◆ **WHAT THE TASK REQUIRES**: Repeat, exactly and completely, the entries shown underneath.

(Data records)

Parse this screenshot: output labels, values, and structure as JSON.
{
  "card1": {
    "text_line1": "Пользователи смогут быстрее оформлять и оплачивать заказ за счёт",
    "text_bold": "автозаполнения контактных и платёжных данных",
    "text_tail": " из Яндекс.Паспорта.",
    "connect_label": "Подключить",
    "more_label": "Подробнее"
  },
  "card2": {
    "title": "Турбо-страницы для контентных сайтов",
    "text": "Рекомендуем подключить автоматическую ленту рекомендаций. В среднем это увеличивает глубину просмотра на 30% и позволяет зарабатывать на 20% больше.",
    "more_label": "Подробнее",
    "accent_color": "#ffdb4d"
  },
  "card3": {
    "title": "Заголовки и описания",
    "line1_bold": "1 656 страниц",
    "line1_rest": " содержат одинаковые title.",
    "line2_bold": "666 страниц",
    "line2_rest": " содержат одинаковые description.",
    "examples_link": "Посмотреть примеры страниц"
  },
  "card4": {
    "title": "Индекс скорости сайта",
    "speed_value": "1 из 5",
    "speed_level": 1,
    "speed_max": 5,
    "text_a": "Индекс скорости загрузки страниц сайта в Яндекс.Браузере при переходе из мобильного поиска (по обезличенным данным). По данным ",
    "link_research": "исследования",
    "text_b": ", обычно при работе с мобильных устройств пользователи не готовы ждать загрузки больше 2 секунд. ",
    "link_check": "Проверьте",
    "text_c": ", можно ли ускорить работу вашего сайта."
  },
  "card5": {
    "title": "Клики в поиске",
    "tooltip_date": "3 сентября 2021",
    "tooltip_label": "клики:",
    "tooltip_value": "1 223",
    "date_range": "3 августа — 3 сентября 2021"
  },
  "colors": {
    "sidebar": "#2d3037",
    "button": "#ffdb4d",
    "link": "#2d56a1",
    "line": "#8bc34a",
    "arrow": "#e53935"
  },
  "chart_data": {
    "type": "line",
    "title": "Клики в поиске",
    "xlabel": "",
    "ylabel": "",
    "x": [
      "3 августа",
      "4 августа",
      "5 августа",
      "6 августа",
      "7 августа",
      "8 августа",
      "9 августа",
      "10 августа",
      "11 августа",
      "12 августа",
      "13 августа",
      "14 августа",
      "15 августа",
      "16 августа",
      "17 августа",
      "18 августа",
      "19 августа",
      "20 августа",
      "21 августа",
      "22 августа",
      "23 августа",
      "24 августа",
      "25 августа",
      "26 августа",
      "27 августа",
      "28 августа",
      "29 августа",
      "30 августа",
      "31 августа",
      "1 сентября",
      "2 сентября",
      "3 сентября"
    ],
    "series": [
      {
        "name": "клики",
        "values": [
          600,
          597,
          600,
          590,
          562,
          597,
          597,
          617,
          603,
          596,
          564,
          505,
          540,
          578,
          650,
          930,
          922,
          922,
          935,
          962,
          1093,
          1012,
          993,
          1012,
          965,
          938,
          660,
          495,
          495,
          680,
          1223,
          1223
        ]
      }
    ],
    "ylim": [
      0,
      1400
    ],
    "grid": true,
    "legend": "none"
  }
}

◆ **RESULT FOR THIS TASK**:
Parse this screenshot: output labels, values, and structure as JSON.
{
  "card1": {
    "text_line1": "Пользователи смогут быстрее оформлять и оплачивать заказ за счёт",
    "text_bold": "автозаполнения контактных и платёжных данных",
    "text_tail": " из Яндекс.Паспорта.",
    "connect_label": "Подключить",
    "more_label": "Подробнее"
  },
  "card2": {
    "title": "Турбо-страницы для контентных сайтов",
    "text": "Рекомендуем подключить автоматическую ленту рекомендаций. В среднем это увеличивает глубину просмотра на 30% и позволяет зарабатывать на 20% больше.",
    "more_label": "Подробнее",
    "accent_color": "#ffdb4d"
  },
  "card3": {
    "title": "Заголовки и описания",
    "line1_bold": "1 656 страниц",
    "line1_rest": " содержат одинаковые title.",
    "line2_bold": "666 страниц",
    "line2_rest": " содержат одинаковые description.",
    "examples_link": "Посмотреть примеры страниц"
  },
  "card4": {
    "title": "Индекс скорости сайта",
    "speed_value": "1 из 5",
    "speed_level": 1,
    "speed_max": 5,
    "text_a": "Индекс скорости загрузки страниц сайта в Яндекс.Браузере при переходе из мобильного поиска (по обезличенным данным). По данным ",
    "link_research": "исследования",
    "text_b": ", обычно при работе с мобильных устройств пользователи не готовы ждать загрузки больше 2 секунд. ",
    "link_check": "Проверьте",
    "text_c": ", можно ли ускорить работу вашего сайта."
  },
  "card5": {
    "title": "Клики в поиске",
    "tooltip_date": "3 сентября 2021",
    "tooltip_label": "клики:",
    "tooltip_value": "1 223",
    "date_range": "3 августа — 3 сентября 2021"
  },
  "colors": {
    "sidebar": "#2d3037",
    "button": "#ffdb4d",
    "link": "#2d56a1",
    "line": "#8bc34a",
    "arrow": "#e53935"
  },
  "chart_data": {
    "type": "line",
    "title": "Клики в поиске",
    "xlabel": "",
    "ylabel": "",
    "x": [
      "3 августа",
      "4 августа",
      "5 августа",
      "6 августа",
      "7 августа",
      "8 августа",
      "9 августа",
      "10 августа",
      "11 августа",
      "12 августа",
      "13 августа",
      "14 августа",
      "15 августа",
      "16 августа",
      "17 августа",
      "18 августа",
      "19 августа",
      "20 августа",
      "21 августа",
      "22 августа",
      "23 августа",
      "24 августа",
      "25 августа",
      "26 августа",
      "27 августа",
      "28 августа",
      "29 августа",
      "30 августа",
      "31 августа",
      "1 сентября",
      "2 сентября",
      "3 сентября"
    ],
    "series": [
      {
        "name": "клики",
        "values": [
          600,
          597,
          600,
          590,
          562,
          597,
          597,
          617,
          603,
          596,
          564,
          505,
          540,
          578,
          650,
          930,
          922,
          922,
          935,
          962,
          1093,
          1012,
          993,
          1012,
          965,
          938,
          660,
          495,
          495,
          680,
          1223,
          1223
        ]
      }
    ],
    "ylim": [
      0,
      1400
    ],
    "grid": true,
    "legend": "none"
  }
}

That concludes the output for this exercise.